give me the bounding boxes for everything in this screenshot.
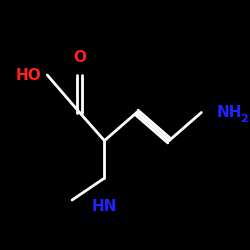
Text: HO: HO <box>16 68 42 82</box>
Text: 2: 2 <box>240 114 248 124</box>
Text: O: O <box>73 50 86 65</box>
Text: NH: NH <box>216 105 242 120</box>
Text: HN: HN <box>92 199 117 214</box>
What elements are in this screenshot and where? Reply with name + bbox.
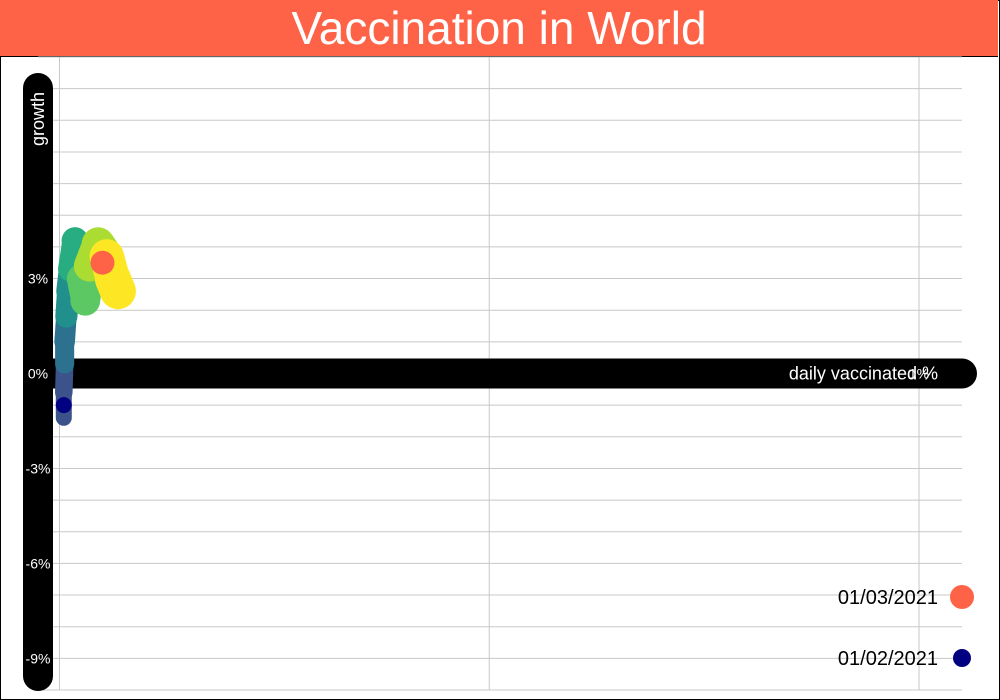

= = = = =

_YOUR TASK_
Render all of the rows above as a JSON list of strings, with one string per line, skipping blank lines and leaving out the pictures.

_RESULT_
[
  "give me the bounding boxes for everything in this screenshot.",
  "Text: HO: HO <box>16 68 42 82</box>",
  "Text: 2: 2 <box>240 114 248 124</box>",
  "Text: O: O <box>73 50 86 65</box>",
  "Text: NH: NH <box>216 105 242 120</box>",
  "Text: HN: HN <box>92 199 117 214</box>",
  "What elements are in this screenshot and where? Reply with name + bbox."
]